→ **WHAT TO DO**: Return the listing word for word, as given.
[START SOURCE MATERIAL]
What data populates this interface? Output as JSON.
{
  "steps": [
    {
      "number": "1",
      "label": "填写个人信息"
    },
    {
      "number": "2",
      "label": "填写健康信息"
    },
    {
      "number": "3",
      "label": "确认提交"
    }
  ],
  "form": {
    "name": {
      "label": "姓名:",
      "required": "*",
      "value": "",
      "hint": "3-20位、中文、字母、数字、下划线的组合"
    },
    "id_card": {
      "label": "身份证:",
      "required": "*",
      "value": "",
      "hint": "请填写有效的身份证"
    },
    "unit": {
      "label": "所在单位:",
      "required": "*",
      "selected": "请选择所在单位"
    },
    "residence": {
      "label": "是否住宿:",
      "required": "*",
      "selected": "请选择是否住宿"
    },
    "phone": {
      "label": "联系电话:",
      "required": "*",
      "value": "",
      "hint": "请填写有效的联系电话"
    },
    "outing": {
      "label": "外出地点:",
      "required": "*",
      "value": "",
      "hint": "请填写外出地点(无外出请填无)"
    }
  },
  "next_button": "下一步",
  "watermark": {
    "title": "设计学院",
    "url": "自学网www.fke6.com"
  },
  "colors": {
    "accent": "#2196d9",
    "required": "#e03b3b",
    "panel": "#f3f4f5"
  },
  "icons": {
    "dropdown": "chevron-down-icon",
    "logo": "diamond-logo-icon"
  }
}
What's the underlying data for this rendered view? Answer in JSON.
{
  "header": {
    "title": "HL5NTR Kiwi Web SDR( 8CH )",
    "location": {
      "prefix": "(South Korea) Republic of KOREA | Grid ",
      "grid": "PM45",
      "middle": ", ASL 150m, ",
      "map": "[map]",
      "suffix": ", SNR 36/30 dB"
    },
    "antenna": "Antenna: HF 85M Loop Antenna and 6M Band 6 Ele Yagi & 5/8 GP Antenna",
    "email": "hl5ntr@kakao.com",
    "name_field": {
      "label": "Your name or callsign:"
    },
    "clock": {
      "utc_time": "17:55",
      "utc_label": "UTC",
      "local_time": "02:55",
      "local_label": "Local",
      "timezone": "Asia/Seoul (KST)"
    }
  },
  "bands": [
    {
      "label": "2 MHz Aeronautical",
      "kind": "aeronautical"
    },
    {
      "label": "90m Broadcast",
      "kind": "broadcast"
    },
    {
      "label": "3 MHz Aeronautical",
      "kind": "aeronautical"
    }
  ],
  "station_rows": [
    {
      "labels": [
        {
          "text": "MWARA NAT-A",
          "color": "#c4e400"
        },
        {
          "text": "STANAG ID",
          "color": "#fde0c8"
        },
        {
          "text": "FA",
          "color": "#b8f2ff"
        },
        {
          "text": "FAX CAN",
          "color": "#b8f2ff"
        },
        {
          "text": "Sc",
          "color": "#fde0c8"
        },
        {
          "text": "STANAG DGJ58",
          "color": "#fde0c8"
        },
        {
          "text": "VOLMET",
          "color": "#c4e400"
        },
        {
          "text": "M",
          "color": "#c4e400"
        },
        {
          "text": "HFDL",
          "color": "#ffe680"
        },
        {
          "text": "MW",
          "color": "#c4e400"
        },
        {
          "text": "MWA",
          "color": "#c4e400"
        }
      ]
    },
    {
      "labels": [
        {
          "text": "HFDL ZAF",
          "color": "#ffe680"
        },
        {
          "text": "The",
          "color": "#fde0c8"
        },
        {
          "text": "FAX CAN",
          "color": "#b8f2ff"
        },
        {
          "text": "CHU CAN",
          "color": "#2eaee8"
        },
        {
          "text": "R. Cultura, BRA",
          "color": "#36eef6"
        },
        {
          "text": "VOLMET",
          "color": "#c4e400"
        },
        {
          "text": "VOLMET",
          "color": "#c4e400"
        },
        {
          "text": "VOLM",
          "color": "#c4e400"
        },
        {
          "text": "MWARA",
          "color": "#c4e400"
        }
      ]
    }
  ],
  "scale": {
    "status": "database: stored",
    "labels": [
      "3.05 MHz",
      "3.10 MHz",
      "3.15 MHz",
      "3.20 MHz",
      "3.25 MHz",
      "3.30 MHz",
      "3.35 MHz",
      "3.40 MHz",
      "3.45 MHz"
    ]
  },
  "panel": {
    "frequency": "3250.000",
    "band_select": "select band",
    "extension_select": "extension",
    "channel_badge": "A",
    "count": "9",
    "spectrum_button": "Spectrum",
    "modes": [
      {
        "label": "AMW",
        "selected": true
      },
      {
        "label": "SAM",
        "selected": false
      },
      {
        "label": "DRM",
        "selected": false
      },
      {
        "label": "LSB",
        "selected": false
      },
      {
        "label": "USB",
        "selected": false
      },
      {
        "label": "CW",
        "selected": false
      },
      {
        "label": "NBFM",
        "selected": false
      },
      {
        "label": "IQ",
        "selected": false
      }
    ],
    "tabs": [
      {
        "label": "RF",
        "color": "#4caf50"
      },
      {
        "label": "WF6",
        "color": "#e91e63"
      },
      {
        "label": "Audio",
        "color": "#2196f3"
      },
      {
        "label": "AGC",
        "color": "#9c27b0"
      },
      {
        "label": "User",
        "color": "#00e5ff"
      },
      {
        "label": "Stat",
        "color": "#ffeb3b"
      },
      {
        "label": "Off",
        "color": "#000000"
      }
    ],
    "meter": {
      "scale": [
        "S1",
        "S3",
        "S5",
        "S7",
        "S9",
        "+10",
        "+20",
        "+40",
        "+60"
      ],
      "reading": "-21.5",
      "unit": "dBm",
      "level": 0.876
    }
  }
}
[END SOURCE MATERIAL]
→ **RESPONSE BELOW**:
What data populates this interface? Output as JSON.
{
  "steps": [
    {
      "number": "1",
      "label": "填写个人信息"
    },
    {
      "number": "2",
      "label": "填写健康信息"
    },
    {
      "number": "3",
      "label": "确认提交"
    }
  ],
  "form": {
    "name": {
      "label": "姓名:",
      "required": "*",
      "value": "",
      "hint": "3-20位、中文、字母、数字、下划线的组合"
    },
    "id_card": {
      "label": "身份证:",
      "required": "*",
      "value": "",
      "hint": "请填写有效的身份证"
    },
    "unit": {
      "label": "所在单位:",
      "required": "*",
      "selected": "请选择所在单位"
    },
    "residence": {
      "label": "是否住宿:",
      "required": "*",
      "selected": "请选择是否住宿"
    },
    "phone": {
      "label": "联系电话:",
      "required": "*",
      "value": "",
      "hint": "请填写有效的联系电话"
    },
    "outing": {
      "label": "外出地点:",
      "required": "*",
      "value": "",
      "hint": "请填写外出地点(无外出请填无)"
    }
  },
  "next_button": "下一步",
  "watermark": {
    "title": "设计学院",
    "url": "自学网www.fke6.com"
  },
  "colors": {
    "accent": "#2196d9",
    "required": "#e03b3b",
    "panel": "#f3f4f5"
  },
  "icons": {
    "dropdown": "chevron-down-icon",
    "logo": "diamond-logo-icon"
  }
}
What's the underlying data for this rendered view? Answer in JSON.
{
  "header": {
    "title": "HL5NTR Kiwi Web SDR( 8CH )",
    "location": {
      "prefix": "(South Korea) Republic of KOREA | Grid ",
      "grid": "PM45",
      "middle": ", ASL 150m, ",
      "map": "[map]",
      "suffix": ", SNR 36/30 dB"
    },
    "antenna": "Antenna: HF 85M Loop Antenna and 6M Band 6 Ele Yagi & 5/8 GP Antenna",
    "email": "hl5ntr@kakao.com",
    "name_field": {
      "label": "Your name or callsign:"
    },
    "clock": {
      "utc_time": "17:55",
      "utc_label": "UTC",
      "local_time": "02:55",
      "local_label": "Local",
      "timezone": "Asia/Seoul (KST)"
    }
  },
  "bands": [
    {
      "label": "2 MHz Aeronautical",
      "kind": "aeronautical"
    },
    {
      "label": "90m Broadcast",
      "kind": "broadcast"
    },
    {
      "label": "3 MHz Aeronautical",
      "kind": "aeronautical"
    }
  ],
  "station_rows": [
    {
      "labels": [
        {
          "text": "MWARA NAT-A",
          "color": "#c4e400"
        },
        {
          "text": "STANAG ID",
          "color": "#fde0c8"
        },
        {
          "text": "FA",
          "color": "#b8f2ff"
        },
        {
          "text": "FAX CAN",
          "color": "#b8f2ff"
        },
        {
          "text": "Sc",
          "color": "#fde0c8"
        },
        {
          "text": "STANAG DGJ58",
          "color": "#fde0c8"
        },
        {
          "text": "VOLMET",
          "color": "#c4e400"
        },
        {
          "text": "M",
          "color": "#c4e400"
        },
        {
          "text": "HFDL",
          "color": "#ffe680"
        },
        {
          "text": "MW",
          "color": "#c4e400"
        },
        {
          "text": "MWA",
          "color": "#c4e400"
        }
      ]
    },
    {
      "labels": [
        {
          "text": "HFDL ZAF",
          "color": "#ffe680"
        },
        {
          "text": "The",
          "color": "#fde0c8"
        },
        {
          "text": "FAX CAN",
          "color": "#b8f2ff"
        },
        {
          "text": "CHU CAN",
          "color": "#2eaee8"
        },
        {
          "text": "R. Cultura, BRA",
          "color": "#36eef6"
        },
        {
          "text": "VOLMET",
          "color": "#c4e400"
        },
        {
          "text": "VOLMET",
          "color": "#c4e400"
        },
        {
          "text": "VOLM",
          "color": "#c4e400"
        },
        {
          "text": "MWARA",
          "color": "#c4e400"
        }
      ]
    }
  ],
  "scale": {
    "status": "database: stored",
    "labels": [
      "3.05 MHz",
      "3.10 MHz",
      "3.15 MHz",
      "3.20 MHz",
      "3.25 MHz",
      "3.30 MHz",
      "3.35 MHz",
      "3.40 MHz",
      "3.45 MHz"
    ]
  },
  "panel": {
    "frequency": "3250.000",
    "band_select": "select band",
    "extension_select": "extension",
    "channel_badge": "A",
    "count": "9",
    "spectrum_button": "Spectrum",
    "modes": [
      {
        "label": "AMW",
        "selected": true
      },
      {
        "label": "SAM",
        "selected": false
      },
      {
        "label": "DRM",
        "selected": false
      },
      {
        "label": "LSB",
        "selected": false
      },
      {
        "label": "USB",
        "selected": false
      },
      {
        "label": "CW",
        "selected": false
      },
      {
        "label": "NBFM",
        "selected": false
      },
      {
        "label": "IQ",
        "selected": false
      }
    ],
    "tabs": [
      {
        "label": "RF",
        "color": "#4caf50"
      },
      {
        "label": "WF6",
        "color": "#e91e63"
      },
      {
        "label": "Audio",
        "color": "#2196f3"
      },
      {
        "label": "AGC",
        "color": "#9c27b0"
      },
      {
        "label": "User",
        "color": "#00e5ff"
      },
      {
        "label": "Stat",
        "color": "#ffeb3b"
      },
      {
        "label": "Off",
        "color": "#000000"
      }
    ],
    "meter": {
      "scale": [
        "S1",
        "S3",
        "S5",
        "S7",
        "S9",
        "+10",
        "+20",
        "+40",
        "+60"
      ],
      "reading": "-21.5",
      "unit": "dBm",
      "level": 0.876
    }
  }
}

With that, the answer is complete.